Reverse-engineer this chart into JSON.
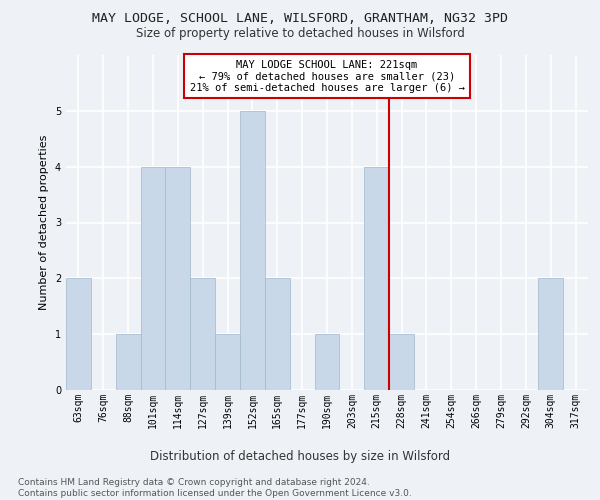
{
  "title": "MAY LODGE, SCHOOL LANE, WILSFORD, GRANTHAM, NG32 3PD",
  "subtitle": "Size of property relative to detached houses in Wilsford",
  "xlabel": "Distribution of detached houses by size in Wilsford",
  "ylabel": "Number of detached properties",
  "bar_color": "#c8d8e8",
  "bar_edge_color": "#a0b8cc",
  "background_color": "#eef2f7",
  "grid_color": "#ffffff",
  "categories": [
    "63sqm",
    "76sqm",
    "88sqm",
    "101sqm",
    "114sqm",
    "127sqm",
    "139sqm",
    "152sqm",
    "165sqm",
    "177sqm",
    "190sqm",
    "203sqm",
    "215sqm",
    "228sqm",
    "241sqm",
    "254sqm",
    "266sqm",
    "279sqm",
    "292sqm",
    "304sqm",
    "317sqm"
  ],
  "values": [
    2,
    0,
    1,
    4,
    4,
    2,
    1,
    5,
    2,
    0,
    1,
    0,
    4,
    1,
    0,
    0,
    0,
    0,
    0,
    2,
    0
  ],
  "annotation_text": "MAY LODGE SCHOOL LANE: 221sqm\n← 79% of detached houses are smaller (23)\n21% of semi-detached houses are larger (6) →",
  "annotation_box_color": "#ffffff",
  "annotation_box_edge": "#cc0000",
  "annotation_text_color": "#000000",
  "vline_color": "#cc0000",
  "vline_bin_index": 12.5,
  "footer_text": "Contains HM Land Registry data © Crown copyright and database right 2024.\nContains public sector information licensed under the Open Government Licence v3.0.",
  "ylim": [
    0,
    6
  ],
  "yticks": [
    0,
    1,
    2,
    3,
    4,
    5,
    6
  ],
  "title_fontsize": 9.5,
  "subtitle_fontsize": 8.5,
  "ylabel_fontsize": 8,
  "xlabel_fontsize": 8.5,
  "tick_fontsize": 7,
  "annotation_fontsize": 7.5,
  "footer_fontsize": 6.5
}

» Instruction:
Copy every record above exactly as written, but leave out the pictures.

» Task output:
Reverse-engineer this chart into JSON.
{
  "title": "MAY LODGE, SCHOOL LANE, WILSFORD, GRANTHAM, NG32 3PD",
  "subtitle": "Size of property relative to detached houses in Wilsford",
  "xlabel": "Distribution of detached houses by size in Wilsford",
  "ylabel": "Number of detached properties",
  "bar_color": "#c8d8e8",
  "bar_edge_color": "#a0b8cc",
  "background_color": "#eef2f7",
  "grid_color": "#ffffff",
  "categories": [
    "63sqm",
    "76sqm",
    "88sqm",
    "101sqm",
    "114sqm",
    "127sqm",
    "139sqm",
    "152sqm",
    "165sqm",
    "177sqm",
    "190sqm",
    "203sqm",
    "215sqm",
    "228sqm",
    "241sqm",
    "254sqm",
    "266sqm",
    "279sqm",
    "292sqm",
    "304sqm",
    "317sqm"
  ],
  "values": [
    2,
    0,
    1,
    4,
    4,
    2,
    1,
    5,
    2,
    0,
    1,
    0,
    4,
    1,
    0,
    0,
    0,
    0,
    0,
    2,
    0
  ],
  "annotation_text": "MAY LODGE SCHOOL LANE: 221sqm\n← 79% of detached houses are smaller (23)\n21% of semi-detached houses are larger (6) →",
  "annotation_box_color": "#ffffff",
  "annotation_box_edge": "#cc0000",
  "annotation_text_color": "#000000",
  "vline_color": "#cc0000",
  "vline_bin_index": 12.5,
  "footer_text": "Contains HM Land Registry data © Crown copyright and database right 2024.\nContains public sector information licensed under the Open Government Licence v3.0.",
  "ylim": [
    0,
    6
  ],
  "yticks": [
    0,
    1,
    2,
    3,
    4,
    5,
    6
  ],
  "title_fontsize": 9.5,
  "subtitle_fontsize": 8.5,
  "ylabel_fontsize": 8,
  "xlabel_fontsize": 8.5,
  "tick_fontsize": 7,
  "annotation_fontsize": 7.5,
  "footer_fontsize": 6.5
}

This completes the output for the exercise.